■ TRECHO DE ORIGEM
=-=-=-=-=
Por outro lado, como os recursos disponíveis para a saúde são escassos, essa interferência jurídica aumenta o desequilíbrio no atendimento. “Para atendermos às ações judiciais, retiramos de algum setor os recursos para essa ação. E, então, é justo com os outros cidadãos que precisam tanto quanto o requerente da ação. Onde está o senso de coletividade?”, critica a representante da Secretaria Municipal de Saúde de Belém, Graça Sotero.     
Outro aspecto levantado, é o fato de as ações terem se tornado repetitivas. “Em muitos casos, o mesmo indivíduo entra com mais de uma ação. Isso mostra que as pessoas passaram a utilizar a justiça como forma de entrada privilegiada no Sistema Único de Saúde (SUS), passando na frente, inclusive, daqueles que estão na fila para determinados procedimentos”, explica Graça Azevedo.
=-=-=-=-=
■ DADOS APRESENTADOS
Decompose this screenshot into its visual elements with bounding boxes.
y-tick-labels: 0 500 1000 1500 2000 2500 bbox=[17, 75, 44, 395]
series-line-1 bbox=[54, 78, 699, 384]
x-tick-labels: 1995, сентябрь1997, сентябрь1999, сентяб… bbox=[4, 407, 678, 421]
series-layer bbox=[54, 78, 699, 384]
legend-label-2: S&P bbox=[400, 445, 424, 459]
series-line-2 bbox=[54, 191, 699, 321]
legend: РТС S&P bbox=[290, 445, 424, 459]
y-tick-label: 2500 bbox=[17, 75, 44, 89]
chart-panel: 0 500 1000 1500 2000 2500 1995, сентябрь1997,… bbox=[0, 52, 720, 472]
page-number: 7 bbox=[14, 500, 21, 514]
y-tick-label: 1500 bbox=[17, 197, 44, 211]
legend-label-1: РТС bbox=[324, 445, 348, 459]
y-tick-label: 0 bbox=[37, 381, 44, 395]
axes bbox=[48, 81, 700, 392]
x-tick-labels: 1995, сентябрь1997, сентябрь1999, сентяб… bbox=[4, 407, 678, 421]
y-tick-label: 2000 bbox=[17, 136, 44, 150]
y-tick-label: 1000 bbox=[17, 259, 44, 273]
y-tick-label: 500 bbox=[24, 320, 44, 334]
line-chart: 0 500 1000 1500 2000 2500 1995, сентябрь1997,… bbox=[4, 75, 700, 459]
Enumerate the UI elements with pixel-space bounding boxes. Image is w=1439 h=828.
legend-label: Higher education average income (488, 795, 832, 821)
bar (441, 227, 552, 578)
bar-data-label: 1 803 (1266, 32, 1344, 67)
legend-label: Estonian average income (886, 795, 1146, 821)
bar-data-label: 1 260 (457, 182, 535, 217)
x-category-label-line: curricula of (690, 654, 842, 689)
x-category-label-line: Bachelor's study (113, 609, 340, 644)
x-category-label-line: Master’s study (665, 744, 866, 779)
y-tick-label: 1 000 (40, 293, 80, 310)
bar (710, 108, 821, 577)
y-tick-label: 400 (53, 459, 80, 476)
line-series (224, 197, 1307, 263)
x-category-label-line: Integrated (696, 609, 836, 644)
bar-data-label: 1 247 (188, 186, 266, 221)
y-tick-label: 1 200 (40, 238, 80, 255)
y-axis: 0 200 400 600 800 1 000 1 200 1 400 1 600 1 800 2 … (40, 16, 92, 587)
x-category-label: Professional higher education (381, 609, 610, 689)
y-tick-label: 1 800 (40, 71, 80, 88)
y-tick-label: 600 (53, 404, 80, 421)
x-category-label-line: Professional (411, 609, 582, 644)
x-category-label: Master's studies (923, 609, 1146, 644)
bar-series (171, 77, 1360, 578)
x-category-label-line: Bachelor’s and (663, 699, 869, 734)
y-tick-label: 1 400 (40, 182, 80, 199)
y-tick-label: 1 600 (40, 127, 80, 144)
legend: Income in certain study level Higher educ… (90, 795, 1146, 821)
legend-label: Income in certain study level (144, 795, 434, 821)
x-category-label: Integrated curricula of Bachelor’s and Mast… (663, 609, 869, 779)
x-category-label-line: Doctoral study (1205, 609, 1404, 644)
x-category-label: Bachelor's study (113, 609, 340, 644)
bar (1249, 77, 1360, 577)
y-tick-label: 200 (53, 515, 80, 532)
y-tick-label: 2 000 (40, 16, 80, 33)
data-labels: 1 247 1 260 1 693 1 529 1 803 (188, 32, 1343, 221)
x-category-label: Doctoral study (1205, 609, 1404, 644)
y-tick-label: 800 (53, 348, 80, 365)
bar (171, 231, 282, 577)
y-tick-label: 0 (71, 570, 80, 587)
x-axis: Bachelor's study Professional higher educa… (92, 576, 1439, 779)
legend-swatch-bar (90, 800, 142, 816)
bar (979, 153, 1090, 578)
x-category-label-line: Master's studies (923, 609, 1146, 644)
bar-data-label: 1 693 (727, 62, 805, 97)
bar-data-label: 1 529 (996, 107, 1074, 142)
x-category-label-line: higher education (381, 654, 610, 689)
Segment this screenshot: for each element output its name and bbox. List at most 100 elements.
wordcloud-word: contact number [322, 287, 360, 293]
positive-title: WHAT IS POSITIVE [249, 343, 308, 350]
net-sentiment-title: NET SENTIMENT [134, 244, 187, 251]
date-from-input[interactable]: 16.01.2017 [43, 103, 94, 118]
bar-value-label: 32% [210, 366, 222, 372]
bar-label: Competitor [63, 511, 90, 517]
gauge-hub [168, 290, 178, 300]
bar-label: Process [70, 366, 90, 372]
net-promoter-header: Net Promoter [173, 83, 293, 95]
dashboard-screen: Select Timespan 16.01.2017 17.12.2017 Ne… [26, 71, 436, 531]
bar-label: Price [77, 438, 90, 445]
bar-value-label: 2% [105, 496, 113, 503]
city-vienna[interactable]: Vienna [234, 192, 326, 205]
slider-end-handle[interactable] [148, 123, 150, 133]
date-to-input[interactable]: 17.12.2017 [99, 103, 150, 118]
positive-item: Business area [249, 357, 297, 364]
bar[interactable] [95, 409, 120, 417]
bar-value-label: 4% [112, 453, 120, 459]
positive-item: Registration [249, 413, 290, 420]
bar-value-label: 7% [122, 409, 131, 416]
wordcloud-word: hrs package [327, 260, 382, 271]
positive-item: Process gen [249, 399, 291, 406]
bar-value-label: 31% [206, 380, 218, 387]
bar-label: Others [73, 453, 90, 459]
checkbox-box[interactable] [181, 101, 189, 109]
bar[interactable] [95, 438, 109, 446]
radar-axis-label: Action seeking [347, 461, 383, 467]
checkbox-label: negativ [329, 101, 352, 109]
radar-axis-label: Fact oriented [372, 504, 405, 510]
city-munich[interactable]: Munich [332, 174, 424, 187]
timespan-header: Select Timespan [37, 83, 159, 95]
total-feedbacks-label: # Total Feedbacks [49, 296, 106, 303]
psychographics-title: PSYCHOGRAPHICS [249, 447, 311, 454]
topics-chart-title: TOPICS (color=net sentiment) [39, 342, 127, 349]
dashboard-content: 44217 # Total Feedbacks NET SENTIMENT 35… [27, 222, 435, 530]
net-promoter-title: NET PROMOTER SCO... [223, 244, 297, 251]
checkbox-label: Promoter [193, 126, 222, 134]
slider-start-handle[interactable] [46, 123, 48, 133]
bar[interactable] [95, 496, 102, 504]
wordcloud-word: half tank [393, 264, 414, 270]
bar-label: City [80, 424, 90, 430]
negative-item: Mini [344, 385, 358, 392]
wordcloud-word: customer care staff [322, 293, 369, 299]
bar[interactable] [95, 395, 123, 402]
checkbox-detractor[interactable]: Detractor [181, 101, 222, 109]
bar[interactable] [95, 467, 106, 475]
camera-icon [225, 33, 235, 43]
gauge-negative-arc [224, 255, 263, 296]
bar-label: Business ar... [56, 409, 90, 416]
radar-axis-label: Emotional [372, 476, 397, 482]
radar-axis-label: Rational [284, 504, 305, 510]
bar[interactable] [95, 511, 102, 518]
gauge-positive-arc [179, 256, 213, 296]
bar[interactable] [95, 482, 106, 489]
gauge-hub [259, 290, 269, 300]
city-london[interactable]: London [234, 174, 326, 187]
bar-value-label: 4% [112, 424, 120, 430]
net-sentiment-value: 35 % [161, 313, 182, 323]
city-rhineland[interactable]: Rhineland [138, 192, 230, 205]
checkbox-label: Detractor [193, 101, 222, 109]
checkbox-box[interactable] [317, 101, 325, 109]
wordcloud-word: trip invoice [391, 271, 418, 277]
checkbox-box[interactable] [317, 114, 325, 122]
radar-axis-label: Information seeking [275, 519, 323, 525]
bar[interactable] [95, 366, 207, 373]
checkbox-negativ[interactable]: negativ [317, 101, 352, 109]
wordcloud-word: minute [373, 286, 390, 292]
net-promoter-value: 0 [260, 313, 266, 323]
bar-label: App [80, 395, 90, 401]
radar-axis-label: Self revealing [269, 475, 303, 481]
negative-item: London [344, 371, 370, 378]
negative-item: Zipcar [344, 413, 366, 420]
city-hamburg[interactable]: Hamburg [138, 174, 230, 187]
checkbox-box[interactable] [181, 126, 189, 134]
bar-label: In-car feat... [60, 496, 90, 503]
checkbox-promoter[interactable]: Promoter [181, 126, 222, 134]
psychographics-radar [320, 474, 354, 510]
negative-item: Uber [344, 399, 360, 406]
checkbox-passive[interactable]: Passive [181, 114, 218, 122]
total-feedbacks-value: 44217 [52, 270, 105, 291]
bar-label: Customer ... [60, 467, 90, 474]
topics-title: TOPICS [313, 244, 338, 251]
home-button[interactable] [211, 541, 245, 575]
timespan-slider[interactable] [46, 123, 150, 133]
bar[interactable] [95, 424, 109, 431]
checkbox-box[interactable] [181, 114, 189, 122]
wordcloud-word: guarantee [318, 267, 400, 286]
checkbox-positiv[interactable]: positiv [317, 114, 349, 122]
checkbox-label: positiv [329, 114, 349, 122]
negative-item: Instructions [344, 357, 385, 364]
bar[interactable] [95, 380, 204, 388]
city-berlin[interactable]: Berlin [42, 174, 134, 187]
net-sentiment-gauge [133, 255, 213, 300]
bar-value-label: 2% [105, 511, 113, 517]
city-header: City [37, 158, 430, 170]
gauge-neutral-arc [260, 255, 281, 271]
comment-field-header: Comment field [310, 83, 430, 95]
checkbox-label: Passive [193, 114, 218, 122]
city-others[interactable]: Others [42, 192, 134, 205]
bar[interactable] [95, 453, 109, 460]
=-=-=-=-=
■ DETALHES DO EXERCÍCIO
Para cada afirmação abaixo, indique se está de acordo com o trecho sobre ações judiciais na saúde, respondendo sim ou não e citando literalmente as palavras do trecho que decidem a resposta.
1. A interferência jurídica reduz o desequilíbrio no atendimento.
2. As ações passaram a ser repetitivas.
3. Os recursos usados para atender às ações judiciais são retirados de algum setor.

■ RESULTADO DO EXERCÍCIO
1. Não: "essa interferência jurídica aumenta o desequilíbrio no atendimento".
2. Sim: "o fato de as ações terem se tornado repetitivas".
3. Sim: "retiramos de algum setor os recursos para essa ação".